## ENTRIES SHOWN

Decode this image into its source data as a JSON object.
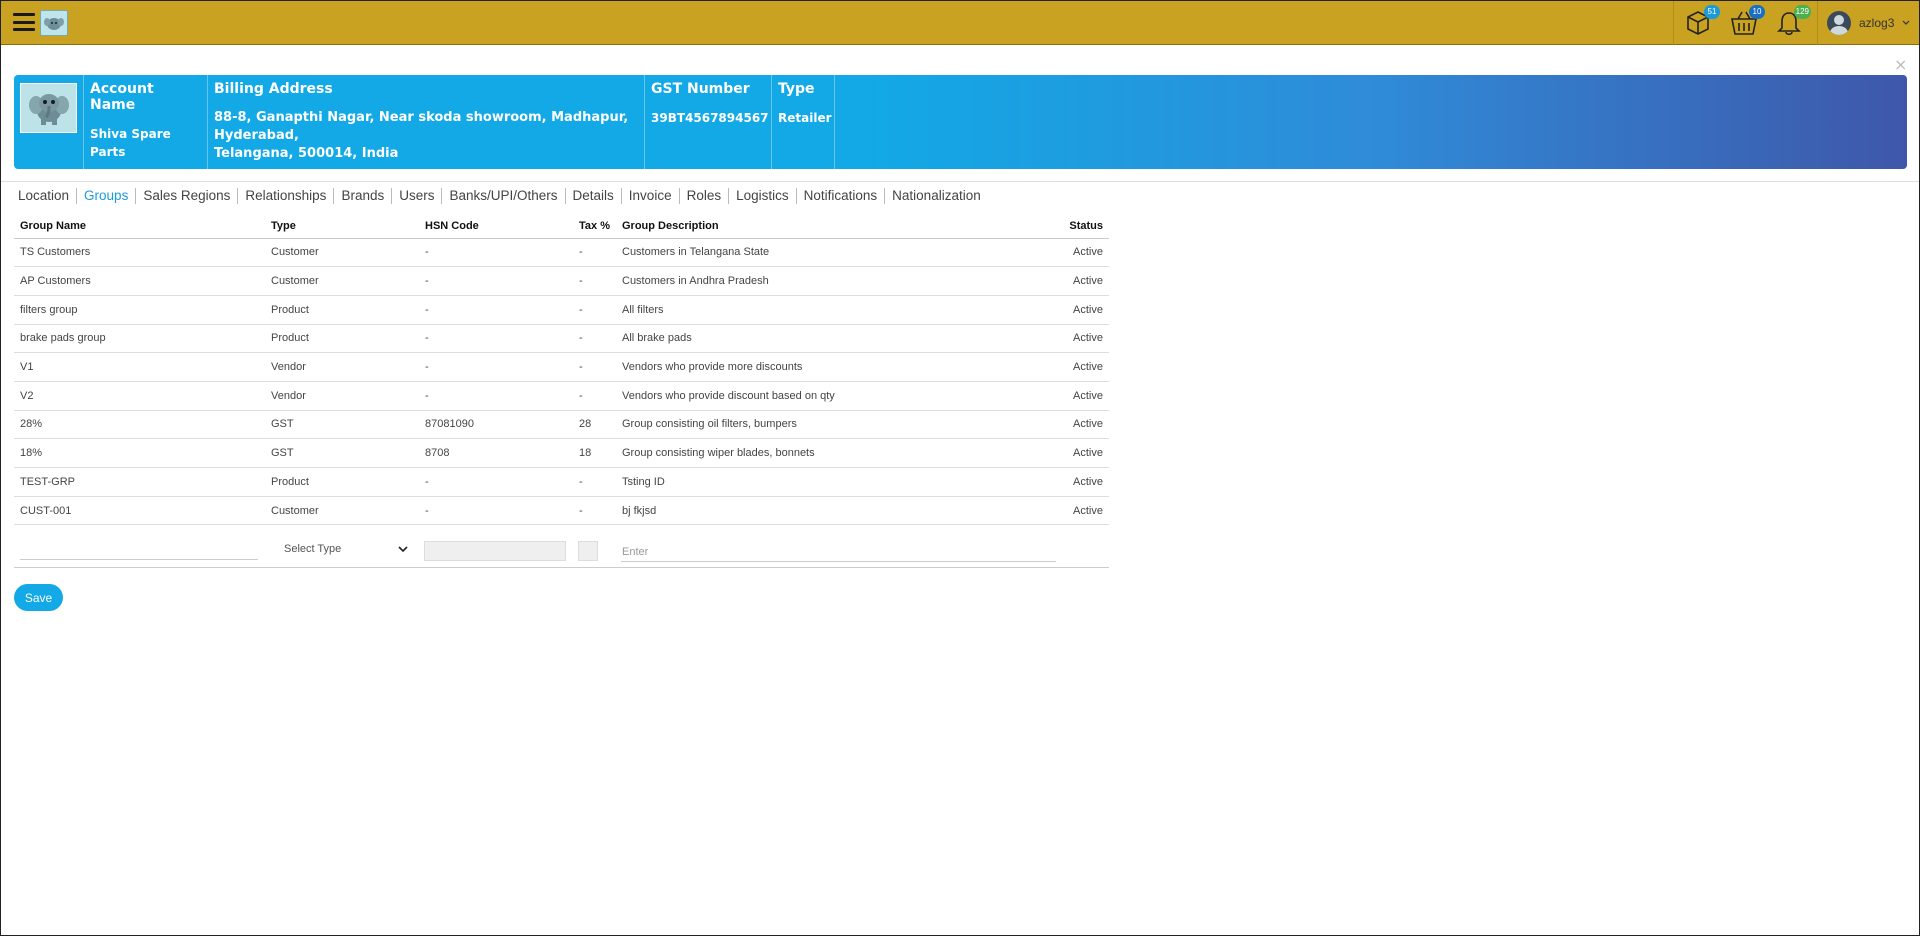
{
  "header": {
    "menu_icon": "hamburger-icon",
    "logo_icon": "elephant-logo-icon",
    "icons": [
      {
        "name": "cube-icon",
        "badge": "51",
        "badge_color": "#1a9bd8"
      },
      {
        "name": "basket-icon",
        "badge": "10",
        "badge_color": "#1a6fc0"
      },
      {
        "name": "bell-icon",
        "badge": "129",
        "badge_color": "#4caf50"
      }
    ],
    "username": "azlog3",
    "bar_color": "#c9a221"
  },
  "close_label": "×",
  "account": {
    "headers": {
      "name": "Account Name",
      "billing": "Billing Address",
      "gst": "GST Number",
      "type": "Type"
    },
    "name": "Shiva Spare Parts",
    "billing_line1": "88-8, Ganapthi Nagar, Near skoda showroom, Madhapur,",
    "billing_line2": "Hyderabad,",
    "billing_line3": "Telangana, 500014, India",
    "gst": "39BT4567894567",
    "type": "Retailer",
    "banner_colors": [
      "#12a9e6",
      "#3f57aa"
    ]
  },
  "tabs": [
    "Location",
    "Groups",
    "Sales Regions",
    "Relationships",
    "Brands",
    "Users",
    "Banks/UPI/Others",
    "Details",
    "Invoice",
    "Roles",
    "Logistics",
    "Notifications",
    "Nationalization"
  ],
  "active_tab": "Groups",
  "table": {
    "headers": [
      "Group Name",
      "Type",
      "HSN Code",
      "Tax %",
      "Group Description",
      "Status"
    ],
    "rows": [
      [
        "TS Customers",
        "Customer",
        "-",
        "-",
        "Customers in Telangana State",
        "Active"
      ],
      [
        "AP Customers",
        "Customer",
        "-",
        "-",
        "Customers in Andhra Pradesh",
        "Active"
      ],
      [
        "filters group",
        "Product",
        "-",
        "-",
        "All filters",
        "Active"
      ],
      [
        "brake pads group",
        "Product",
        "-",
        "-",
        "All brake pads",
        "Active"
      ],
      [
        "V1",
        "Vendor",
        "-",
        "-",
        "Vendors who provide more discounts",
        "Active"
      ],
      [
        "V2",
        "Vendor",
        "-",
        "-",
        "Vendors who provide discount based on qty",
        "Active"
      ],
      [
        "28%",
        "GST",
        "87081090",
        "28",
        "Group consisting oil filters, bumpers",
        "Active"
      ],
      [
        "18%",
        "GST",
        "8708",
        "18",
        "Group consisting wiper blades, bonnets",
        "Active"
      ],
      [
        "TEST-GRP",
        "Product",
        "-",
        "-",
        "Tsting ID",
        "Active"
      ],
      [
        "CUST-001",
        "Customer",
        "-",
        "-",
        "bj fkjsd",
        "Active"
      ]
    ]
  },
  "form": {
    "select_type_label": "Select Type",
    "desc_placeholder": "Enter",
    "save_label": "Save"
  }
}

## WHAT THIS TASK INVOLVES
Quote each entry above verbatim and drop the pictures.

## EXERCISE RESULT
Decode this image into its source data as a JSON object.
{
  "header": {
    "menu_icon": "hamburger-icon",
    "logo_icon": "elephant-logo-icon",
    "icons": [
      {
        "name": "cube-icon",
        "badge": "51",
        "badge_color": "#1a9bd8"
      },
      {
        "name": "basket-icon",
        "badge": "10",
        "badge_color": "#1a6fc0"
      },
      {
        "name": "bell-icon",
        "badge": "129",
        "badge_color": "#4caf50"
      }
    ],
    "username": "azlog3",
    "bar_color": "#c9a221"
  },
  "close_label": "×",
  "account": {
    "headers": {
      "name": "Account Name",
      "billing": "Billing Address",
      "gst": "GST Number",
      "type": "Type"
    },
    "name": "Shiva Spare Parts",
    "billing_line1": "88-8, Ganapthi Nagar, Near skoda showroom, Madhapur,",
    "billing_line2": "Hyderabad,",
    "billing_line3": "Telangana, 500014, India",
    "gst": "39BT4567894567",
    "type": "Retailer",
    "banner_colors": [
      "#12a9e6",
      "#3f57aa"
    ]
  },
  "tabs": [
    "Location",
    "Groups",
    "Sales Regions",
    "Relationships",
    "Brands",
    "Users",
    "Banks/UPI/Others",
    "Details",
    "Invoice",
    "Roles",
    "Logistics",
    "Notifications",
    "Nationalization"
  ],
  "active_tab": "Groups",
  "table": {
    "headers": [
      "Group Name",
      "Type",
      "HSN Code",
      "Tax %",
      "Group Description",
      "Status"
    ],
    "rows": [
      [
        "TS Customers",
        "Customer",
        "-",
        "-",
        "Customers in Telangana State",
        "Active"
      ],
      [
        "AP Customers",
        "Customer",
        "-",
        "-",
        "Customers in Andhra Pradesh",
        "Active"
      ],
      [
        "filters group",
        "Product",
        "-",
        "-",
        "All filters",
        "Active"
      ],
      [
        "brake pads group",
        "Product",
        "-",
        "-",
        "All brake pads",
        "Active"
      ],
      [
        "V1",
        "Vendor",
        "-",
        "-",
        "Vendors who provide more discounts",
        "Active"
      ],
      [
        "V2",
        "Vendor",
        "-",
        "-",
        "Vendors who provide discount based on qty",
        "Active"
      ],
      [
        "28%",
        "GST",
        "87081090",
        "28",
        "Group consisting oil filters, bumpers",
        "Active"
      ],
      [
        "18%",
        "GST",
        "8708",
        "18",
        "Group consisting wiper blades, bonnets",
        "Active"
      ],
      [
        "TEST-GRP",
        "Product",
        "-",
        "-",
        "Tsting ID",
        "Active"
      ],
      [
        "CUST-001",
        "Customer",
        "-",
        "-",
        "bj fkjsd",
        "Active"
      ]
    ]
  },
  "form": {
    "select_type_label": "Select Type",
    "desc_placeholder": "Enter",
    "save_label": "Save"
  }
}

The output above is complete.